**GOAL:** Drop the pictures from the entries below, then reproduce the rest exactly.
* * * * * * * * *
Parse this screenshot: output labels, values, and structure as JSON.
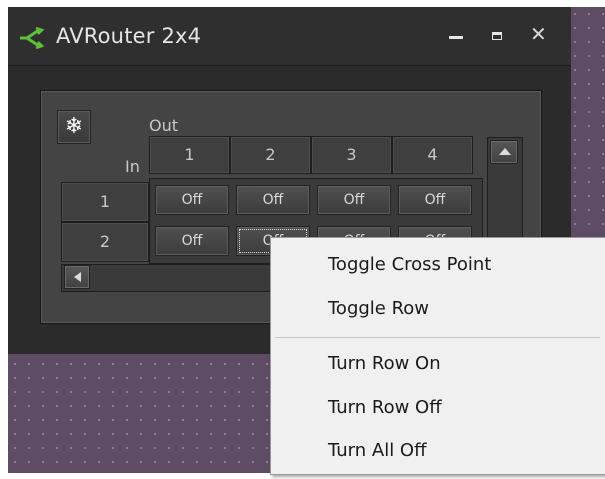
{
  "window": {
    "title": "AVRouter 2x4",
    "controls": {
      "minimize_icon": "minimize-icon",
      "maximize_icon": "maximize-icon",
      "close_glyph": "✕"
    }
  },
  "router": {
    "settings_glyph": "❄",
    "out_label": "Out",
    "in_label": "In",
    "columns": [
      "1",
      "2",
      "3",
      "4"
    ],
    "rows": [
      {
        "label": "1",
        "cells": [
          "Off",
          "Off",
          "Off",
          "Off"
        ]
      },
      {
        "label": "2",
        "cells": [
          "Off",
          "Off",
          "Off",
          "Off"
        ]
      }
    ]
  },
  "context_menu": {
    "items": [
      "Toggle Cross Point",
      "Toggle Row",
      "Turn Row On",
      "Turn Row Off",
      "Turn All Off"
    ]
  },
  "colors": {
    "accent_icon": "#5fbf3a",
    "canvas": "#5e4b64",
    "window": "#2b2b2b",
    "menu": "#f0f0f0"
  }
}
* * * * * * * * *
**CORRECT OUTPUT:**
Parse this screenshot: output labels, values, and structure as JSON.
{
  "window": {
    "title": "AVRouter 2x4",
    "controls": {
      "minimize_icon": "minimize-icon",
      "maximize_icon": "maximize-icon",
      "close_glyph": "✕"
    }
  },
  "router": {
    "settings_glyph": "❄",
    "out_label": "Out",
    "in_label": "In",
    "columns": [
      "1",
      "2",
      "3",
      "4"
    ],
    "rows": [
      {
        "label": "1",
        "cells": [
          "Off",
          "Off",
          "Off",
          "Off"
        ]
      },
      {
        "label": "2",
        "cells": [
          "Off",
          "Off",
          "Off",
          "Off"
        ]
      }
    ]
  },
  "context_menu": {
    "items": [
      "Toggle Cross Point",
      "Toggle Row",
      "Turn Row On",
      "Turn Row Off",
      "Turn All Off"
    ]
  },
  "colors": {
    "accent_icon": "#5fbf3a",
    "canvas": "#5e4b64",
    "window": "#2b2b2b",
    "menu": "#f0f0f0"
  }
}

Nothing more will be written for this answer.